• TASK INPUT:
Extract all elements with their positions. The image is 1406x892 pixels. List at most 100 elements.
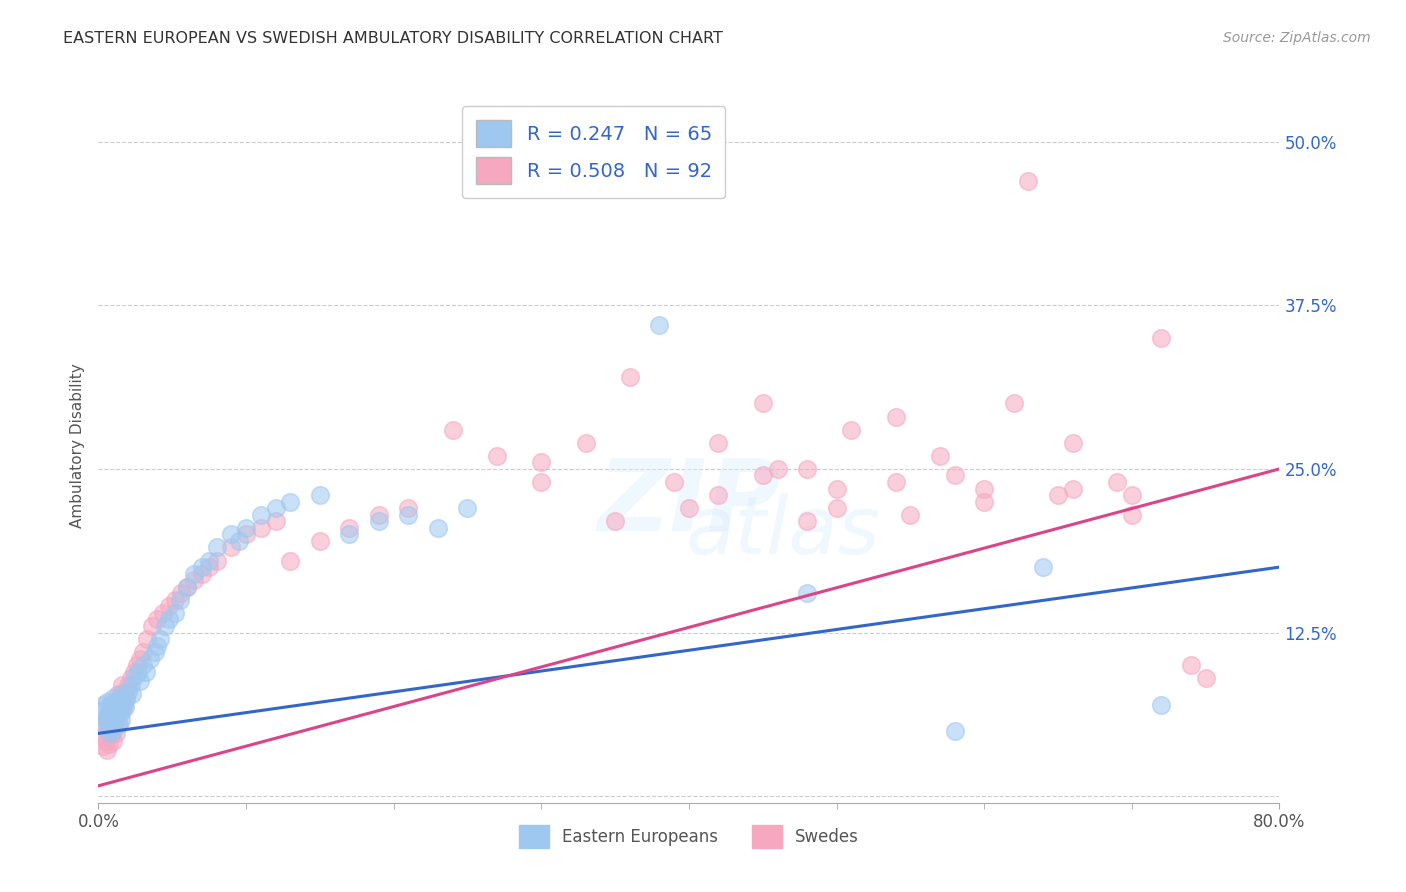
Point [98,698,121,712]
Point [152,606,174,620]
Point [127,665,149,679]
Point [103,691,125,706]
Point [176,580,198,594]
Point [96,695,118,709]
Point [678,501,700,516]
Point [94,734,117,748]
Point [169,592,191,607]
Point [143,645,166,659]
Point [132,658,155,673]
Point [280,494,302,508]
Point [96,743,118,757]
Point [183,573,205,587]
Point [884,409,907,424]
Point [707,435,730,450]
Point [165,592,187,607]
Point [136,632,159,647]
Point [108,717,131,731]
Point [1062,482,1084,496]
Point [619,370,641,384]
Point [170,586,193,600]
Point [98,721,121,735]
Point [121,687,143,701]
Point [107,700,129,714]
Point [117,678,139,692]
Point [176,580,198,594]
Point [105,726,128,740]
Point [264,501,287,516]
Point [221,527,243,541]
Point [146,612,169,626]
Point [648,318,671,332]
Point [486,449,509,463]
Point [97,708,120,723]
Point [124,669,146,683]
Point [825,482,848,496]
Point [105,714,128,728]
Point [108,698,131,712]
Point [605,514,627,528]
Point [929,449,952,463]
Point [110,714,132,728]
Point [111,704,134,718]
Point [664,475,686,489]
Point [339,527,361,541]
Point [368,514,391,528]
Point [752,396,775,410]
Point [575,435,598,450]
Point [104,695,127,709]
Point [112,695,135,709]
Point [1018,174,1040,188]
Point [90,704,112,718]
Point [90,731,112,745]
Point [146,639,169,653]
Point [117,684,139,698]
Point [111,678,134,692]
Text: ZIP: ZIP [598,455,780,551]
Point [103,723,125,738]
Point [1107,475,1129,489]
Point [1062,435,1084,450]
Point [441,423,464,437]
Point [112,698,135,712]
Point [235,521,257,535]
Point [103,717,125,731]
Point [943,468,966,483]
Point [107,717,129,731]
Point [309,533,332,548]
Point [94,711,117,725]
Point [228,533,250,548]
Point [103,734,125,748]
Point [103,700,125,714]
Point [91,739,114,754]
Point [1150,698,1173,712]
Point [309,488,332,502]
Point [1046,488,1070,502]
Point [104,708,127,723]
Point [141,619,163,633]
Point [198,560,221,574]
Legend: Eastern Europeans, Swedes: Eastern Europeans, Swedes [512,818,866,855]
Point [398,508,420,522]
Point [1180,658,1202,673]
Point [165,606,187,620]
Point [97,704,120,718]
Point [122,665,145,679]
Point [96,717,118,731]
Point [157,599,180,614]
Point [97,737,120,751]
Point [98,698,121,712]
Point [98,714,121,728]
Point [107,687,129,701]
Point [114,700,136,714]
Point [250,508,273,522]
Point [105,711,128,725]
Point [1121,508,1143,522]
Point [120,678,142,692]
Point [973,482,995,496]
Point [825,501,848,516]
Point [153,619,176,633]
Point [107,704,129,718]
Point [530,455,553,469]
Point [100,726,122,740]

---

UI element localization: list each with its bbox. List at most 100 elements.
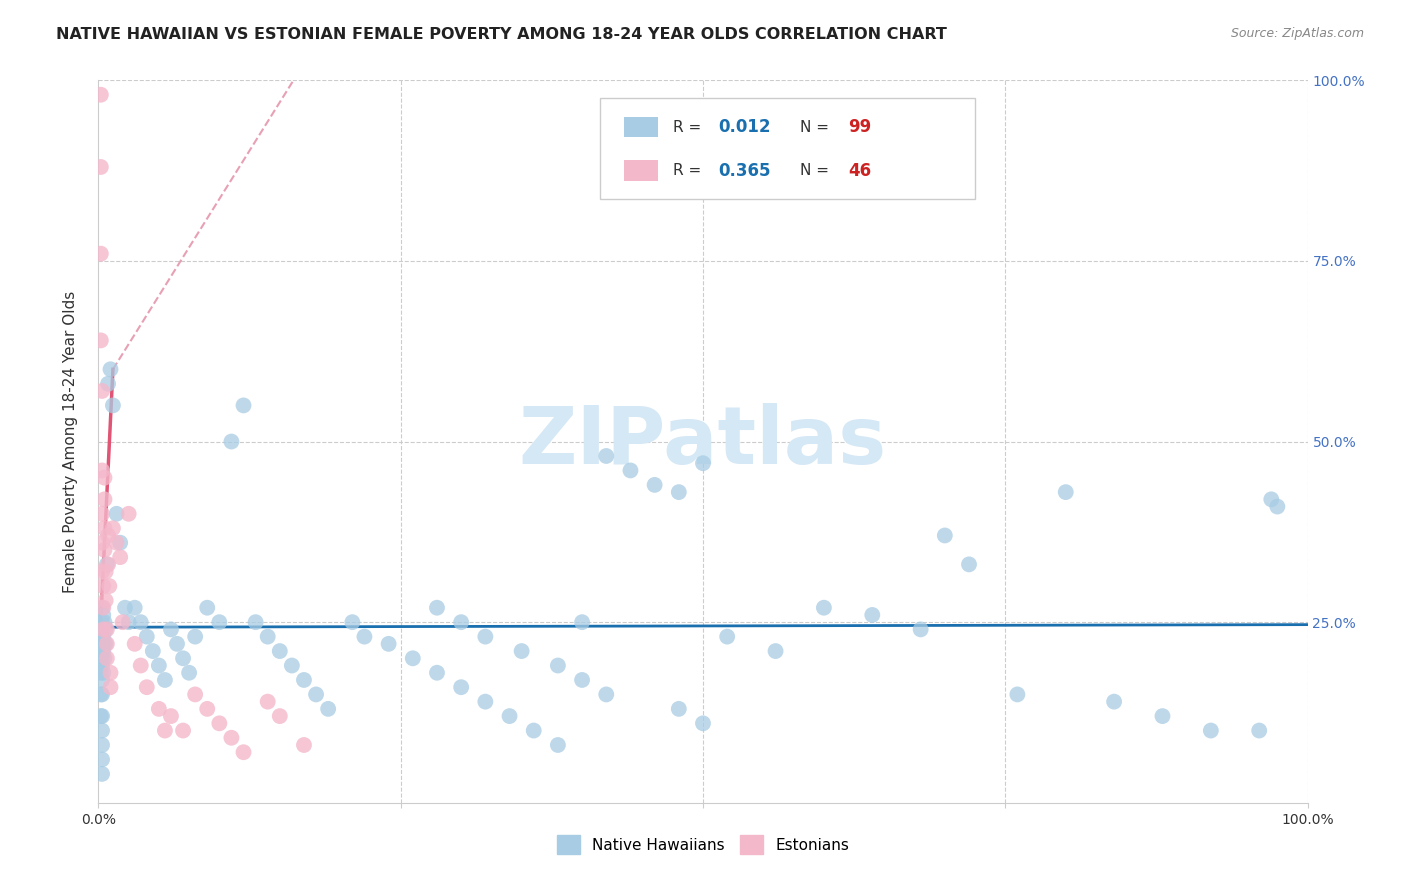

--

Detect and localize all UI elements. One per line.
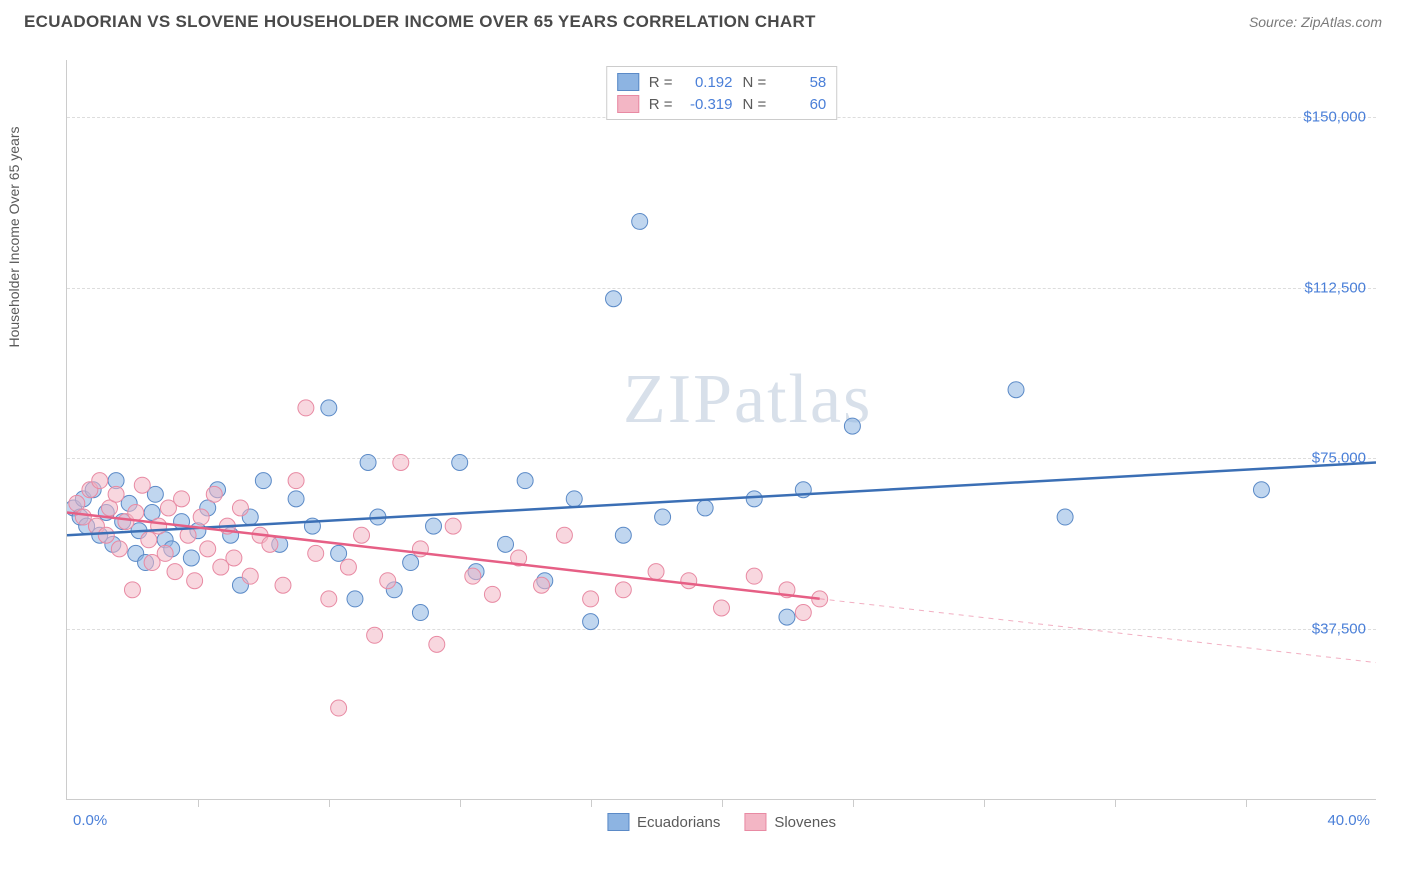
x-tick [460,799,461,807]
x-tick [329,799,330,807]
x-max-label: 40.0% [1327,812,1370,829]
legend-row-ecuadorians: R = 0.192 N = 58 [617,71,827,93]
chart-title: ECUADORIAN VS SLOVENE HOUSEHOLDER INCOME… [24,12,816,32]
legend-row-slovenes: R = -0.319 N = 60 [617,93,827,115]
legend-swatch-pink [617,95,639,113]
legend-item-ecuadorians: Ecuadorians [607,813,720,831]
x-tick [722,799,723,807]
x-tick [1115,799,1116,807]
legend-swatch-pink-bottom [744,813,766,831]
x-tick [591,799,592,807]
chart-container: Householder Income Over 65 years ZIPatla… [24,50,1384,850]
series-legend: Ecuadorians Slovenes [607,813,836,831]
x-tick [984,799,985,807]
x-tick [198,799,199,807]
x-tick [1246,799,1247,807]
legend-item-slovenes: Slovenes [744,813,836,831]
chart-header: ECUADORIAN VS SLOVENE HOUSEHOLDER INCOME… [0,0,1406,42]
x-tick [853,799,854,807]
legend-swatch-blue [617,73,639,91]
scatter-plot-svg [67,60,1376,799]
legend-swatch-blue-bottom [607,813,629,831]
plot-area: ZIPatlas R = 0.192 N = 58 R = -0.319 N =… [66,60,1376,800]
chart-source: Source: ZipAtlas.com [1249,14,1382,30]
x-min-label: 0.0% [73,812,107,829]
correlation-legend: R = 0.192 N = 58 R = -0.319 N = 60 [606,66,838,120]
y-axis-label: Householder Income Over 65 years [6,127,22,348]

• SET EXERCISE: Take the part that opens with the line containing "Extract all elements" and closes with the line containing "Point [94,734,117,748]", and swap every "Point" for "Marker", keeping everything else the same. Give back only those lines, with the picture left out.

• RESULT OF THIS EXERCISE:
Extract all elements with their positions. The image is 1406x892 pixels. List at most 100 elements.
Marker [98,698,121,712]
Marker [152,606,174,620]
Marker [127,665,149,679]
Marker [103,691,125,706]
Marker [176,580,198,594]
Marker [96,695,118,709]
Marker [678,501,700,516]
Marker [94,734,117,748]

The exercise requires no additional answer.